"""
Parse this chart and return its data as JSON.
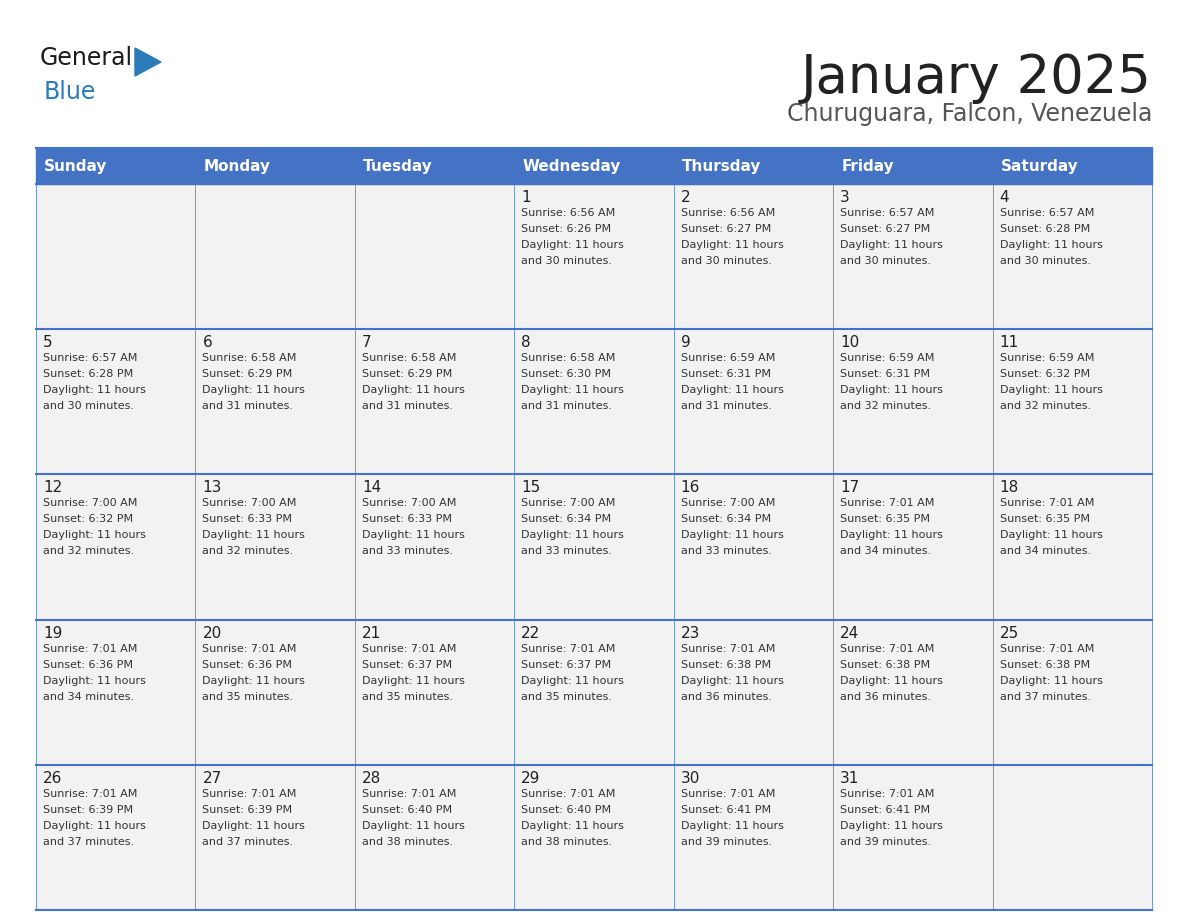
{
  "title": "January 2025",
  "subtitle": "Churuguara, Falcon, Venezuela",
  "header_bg": "#4472C4",
  "header_text_color": "#FFFFFF",
  "cell_bg": "#F2F2F2",
  "day_names": [
    "Sunday",
    "Monday",
    "Tuesday",
    "Wednesday",
    "Thursday",
    "Friday",
    "Saturday"
  ],
  "grid_line_color": "#4472C4",
  "calendar": [
    [
      null,
      null,
      null,
      {
        "day": 1,
        "sunrise": "6:56 AM",
        "sunset": "6:26 PM",
        "daylight": "11 hours",
        "daylight2": "and 30 minutes."
      },
      {
        "day": 2,
        "sunrise": "6:56 AM",
        "sunset": "6:27 PM",
        "daylight": "11 hours",
        "daylight2": "and 30 minutes."
      },
      {
        "day": 3,
        "sunrise": "6:57 AM",
        "sunset": "6:27 PM",
        "daylight": "11 hours",
        "daylight2": "and 30 minutes."
      },
      {
        "day": 4,
        "sunrise": "6:57 AM",
        "sunset": "6:28 PM",
        "daylight": "11 hours",
        "daylight2": "and 30 minutes."
      }
    ],
    [
      {
        "day": 5,
        "sunrise": "6:57 AM",
        "sunset": "6:28 PM",
        "daylight": "11 hours",
        "daylight2": "and 30 minutes."
      },
      {
        "day": 6,
        "sunrise": "6:58 AM",
        "sunset": "6:29 PM",
        "daylight": "11 hours",
        "daylight2": "and 31 minutes."
      },
      {
        "day": 7,
        "sunrise": "6:58 AM",
        "sunset": "6:29 PM",
        "daylight": "11 hours",
        "daylight2": "and 31 minutes."
      },
      {
        "day": 8,
        "sunrise": "6:58 AM",
        "sunset": "6:30 PM",
        "daylight": "11 hours",
        "daylight2": "and 31 minutes."
      },
      {
        "day": 9,
        "sunrise": "6:59 AM",
        "sunset": "6:31 PM",
        "daylight": "11 hours",
        "daylight2": "and 31 minutes."
      },
      {
        "day": 10,
        "sunrise": "6:59 AM",
        "sunset": "6:31 PM",
        "daylight": "11 hours",
        "daylight2": "and 32 minutes."
      },
      {
        "day": 11,
        "sunrise": "6:59 AM",
        "sunset": "6:32 PM",
        "daylight": "11 hours",
        "daylight2": "and 32 minutes."
      }
    ],
    [
      {
        "day": 12,
        "sunrise": "7:00 AM",
        "sunset": "6:32 PM",
        "daylight": "11 hours",
        "daylight2": "and 32 minutes."
      },
      {
        "day": 13,
        "sunrise": "7:00 AM",
        "sunset": "6:33 PM",
        "daylight": "11 hours",
        "daylight2": "and 32 minutes."
      },
      {
        "day": 14,
        "sunrise": "7:00 AM",
        "sunset": "6:33 PM",
        "daylight": "11 hours",
        "daylight2": "and 33 minutes."
      },
      {
        "day": 15,
        "sunrise": "7:00 AM",
        "sunset": "6:34 PM",
        "daylight": "11 hours",
        "daylight2": "and 33 minutes."
      },
      {
        "day": 16,
        "sunrise": "7:00 AM",
        "sunset": "6:34 PM",
        "daylight": "11 hours",
        "daylight2": "and 33 minutes."
      },
      {
        "day": 17,
        "sunrise": "7:01 AM",
        "sunset": "6:35 PM",
        "daylight": "11 hours",
        "daylight2": "and 34 minutes."
      },
      {
        "day": 18,
        "sunrise": "7:01 AM",
        "sunset": "6:35 PM",
        "daylight": "11 hours",
        "daylight2": "and 34 minutes."
      }
    ],
    [
      {
        "day": 19,
        "sunrise": "7:01 AM",
        "sunset": "6:36 PM",
        "daylight": "11 hours",
        "daylight2": "and 34 minutes."
      },
      {
        "day": 20,
        "sunrise": "7:01 AM",
        "sunset": "6:36 PM",
        "daylight": "11 hours",
        "daylight2": "and 35 minutes."
      },
      {
        "day": 21,
        "sunrise": "7:01 AM",
        "sunset": "6:37 PM",
        "daylight": "11 hours",
        "daylight2": "and 35 minutes."
      },
      {
        "day": 22,
        "sunrise": "7:01 AM",
        "sunset": "6:37 PM",
        "daylight": "11 hours",
        "daylight2": "and 35 minutes."
      },
      {
        "day": 23,
        "sunrise": "7:01 AM",
        "sunset": "6:38 PM",
        "daylight": "11 hours",
        "daylight2": "and 36 minutes."
      },
      {
        "day": 24,
        "sunrise": "7:01 AM",
        "sunset": "6:38 PM",
        "daylight": "11 hours",
        "daylight2": "and 36 minutes."
      },
      {
        "day": 25,
        "sunrise": "7:01 AM",
        "sunset": "6:38 PM",
        "daylight": "11 hours",
        "daylight2": "and 37 minutes."
      }
    ],
    [
      {
        "day": 26,
        "sunrise": "7:01 AM",
        "sunset": "6:39 PM",
        "daylight": "11 hours",
        "daylight2": "and 37 minutes."
      },
      {
        "day": 27,
        "sunrise": "7:01 AM",
        "sunset": "6:39 PM",
        "daylight": "11 hours",
        "daylight2": "and 37 minutes."
      },
      {
        "day": 28,
        "sunrise": "7:01 AM",
        "sunset": "6:40 PM",
        "daylight": "11 hours",
        "daylight2": "and 38 minutes."
      },
      {
        "day": 29,
        "sunrise": "7:01 AM",
        "sunset": "6:40 PM",
        "daylight": "11 hours",
        "daylight2": "and 38 minutes."
      },
      {
        "day": 30,
        "sunrise": "7:01 AM",
        "sunset": "6:41 PM",
        "daylight": "11 hours",
        "daylight2": "and 39 minutes."
      },
      {
        "day": 31,
        "sunrise": "7:01 AM",
        "sunset": "6:41 PM",
        "daylight": "11 hours",
        "daylight2": "and 39 minutes."
      },
      null
    ]
  ],
  "logo_general_color": "#1a1a1a",
  "logo_blue_color": "#2B7BB9"
}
"""
Instruction
Reproduce the records above exactly, leaving out every picture they contain.

Solution to the exercise
Parse this chart and return its data as JSON.
{
  "title": "January 2025",
  "subtitle": "Churuguara, Falcon, Venezuela",
  "header_bg": "#4472C4",
  "header_text_color": "#FFFFFF",
  "cell_bg": "#F2F2F2",
  "day_names": [
    "Sunday",
    "Monday",
    "Tuesday",
    "Wednesday",
    "Thursday",
    "Friday",
    "Saturday"
  ],
  "grid_line_color": "#4472C4",
  "calendar": [
    [
      null,
      null,
      null,
      {
        "day": 1,
        "sunrise": "6:56 AM",
        "sunset": "6:26 PM",
        "daylight": "11 hours",
        "daylight2": "and 30 minutes."
      },
      {
        "day": 2,
        "sunrise": "6:56 AM",
        "sunset": "6:27 PM",
        "daylight": "11 hours",
        "daylight2": "and 30 minutes."
      },
      {
        "day": 3,
        "sunrise": "6:57 AM",
        "sunset": "6:27 PM",
        "daylight": "11 hours",
        "daylight2": "and 30 minutes."
      },
      {
        "day": 4,
        "sunrise": "6:57 AM",
        "sunset": "6:28 PM",
        "daylight": "11 hours",
        "daylight2": "and 30 minutes."
      }
    ],
    [
      {
        "day": 5,
        "sunrise": "6:57 AM",
        "sunset": "6:28 PM",
        "daylight": "11 hours",
        "daylight2": "and 30 minutes."
      },
      {
        "day": 6,
        "sunrise": "6:58 AM",
        "sunset": "6:29 PM",
        "daylight": "11 hours",
        "daylight2": "and 31 minutes."
      },
      {
        "day": 7,
        "sunrise": "6:58 AM",
        "sunset": "6:29 PM",
        "daylight": "11 hours",
        "daylight2": "and 31 minutes."
      },
      {
        "day": 8,
        "sunrise": "6:58 AM",
        "sunset": "6:30 PM",
        "daylight": "11 hours",
        "daylight2": "and 31 minutes."
      },
      {
        "day": 9,
        "sunrise": "6:59 AM",
        "sunset": "6:31 PM",
        "daylight": "11 hours",
        "daylight2": "and 31 minutes."
      },
      {
        "day": 10,
        "sunrise": "6:59 AM",
        "sunset": "6:31 PM",
        "daylight": "11 hours",
        "daylight2": "and 32 minutes."
      },
      {
        "day": 11,
        "sunrise": "6:59 AM",
        "sunset": "6:32 PM",
        "daylight": "11 hours",
        "daylight2": "and 32 minutes."
      }
    ],
    [
      {
        "day": 12,
        "sunrise": "7:00 AM",
        "sunset": "6:32 PM",
        "daylight": "11 hours",
        "daylight2": "and 32 minutes."
      },
      {
        "day": 13,
        "sunrise": "7:00 AM",
        "sunset": "6:33 PM",
        "daylight": "11 hours",
        "daylight2": "and 32 minutes."
      },
      {
        "day": 14,
        "sunrise": "7:00 AM",
        "sunset": "6:33 PM",
        "daylight": "11 hours",
        "daylight2": "and 33 minutes."
      },
      {
        "day": 15,
        "sunrise": "7:00 AM",
        "sunset": "6:34 PM",
        "daylight": "11 hours",
        "daylight2": "and 33 minutes."
      },
      {
        "day": 16,
        "sunrise": "7:00 AM",
        "sunset": "6:34 PM",
        "daylight": "11 hours",
        "daylight2": "and 33 minutes."
      },
      {
        "day": 17,
        "sunrise": "7:01 AM",
        "sunset": "6:35 PM",
        "daylight": "11 hours",
        "daylight2": "and 34 minutes."
      },
      {
        "day": 18,
        "sunrise": "7:01 AM",
        "sunset": "6:35 PM",
        "daylight": "11 hours",
        "daylight2": "and 34 minutes."
      }
    ],
    [
      {
        "day": 19,
        "sunrise": "7:01 AM",
        "sunset": "6:36 PM",
        "daylight": "11 hours",
        "daylight2": "and 34 minutes."
      },
      {
        "day": 20,
        "sunrise": "7:01 AM",
        "sunset": "6:36 PM",
        "daylight": "11 hours",
        "daylight2": "and 35 minutes."
      },
      {
        "day": 21,
        "sunrise": "7:01 AM",
        "sunset": "6:37 PM",
        "daylight": "11 hours",
        "daylight2": "and 35 minutes."
      },
      {
        "day": 22,
        "sunrise": "7:01 AM",
        "sunset": "6:37 PM",
        "daylight": "11 hours",
        "daylight2": "and 35 minutes."
      },
      {
        "day": 23,
        "sunrise": "7:01 AM",
        "sunset": "6:38 PM",
        "daylight": "11 hours",
        "daylight2": "and 36 minutes."
      },
      {
        "day": 24,
        "sunrise": "7:01 AM",
        "sunset": "6:38 PM",
        "daylight": "11 hours",
        "daylight2": "and 36 minutes."
      },
      {
        "day": 25,
        "sunrise": "7:01 AM",
        "sunset": "6:38 PM",
        "daylight": "11 hours",
        "daylight2": "and 37 minutes."
      }
    ],
    [
      {
        "day": 26,
        "sunrise": "7:01 AM",
        "sunset": "6:39 PM",
        "daylight": "11 hours",
        "daylight2": "and 37 minutes."
      },
      {
        "day": 27,
        "sunrise": "7:01 AM",
        "sunset": "6:39 PM",
        "daylight": "11 hours",
        "daylight2": "and 37 minutes."
      },
      {
        "day": 28,
        "sunrise": "7:01 AM",
        "sunset": "6:40 PM",
        "daylight": "11 hours",
        "daylight2": "and 38 minutes."
      },
      {
        "day": 29,
        "sunrise": "7:01 AM",
        "sunset": "6:40 PM",
        "daylight": "11 hours",
        "daylight2": "and 38 minutes."
      },
      {
        "day": 30,
        "sunrise": "7:01 AM",
        "sunset": "6:41 PM",
        "daylight": "11 hours",
        "daylight2": "and 39 minutes."
      },
      {
        "day": 31,
        "sunrise": "7:01 AM",
        "sunset": "6:41 PM",
        "daylight": "11 hours",
        "daylight2": "and 39 minutes."
      },
      null
    ]
  ],
  "logo_general_color": "#1a1a1a",
  "logo_blue_color": "#2B7BB9"
}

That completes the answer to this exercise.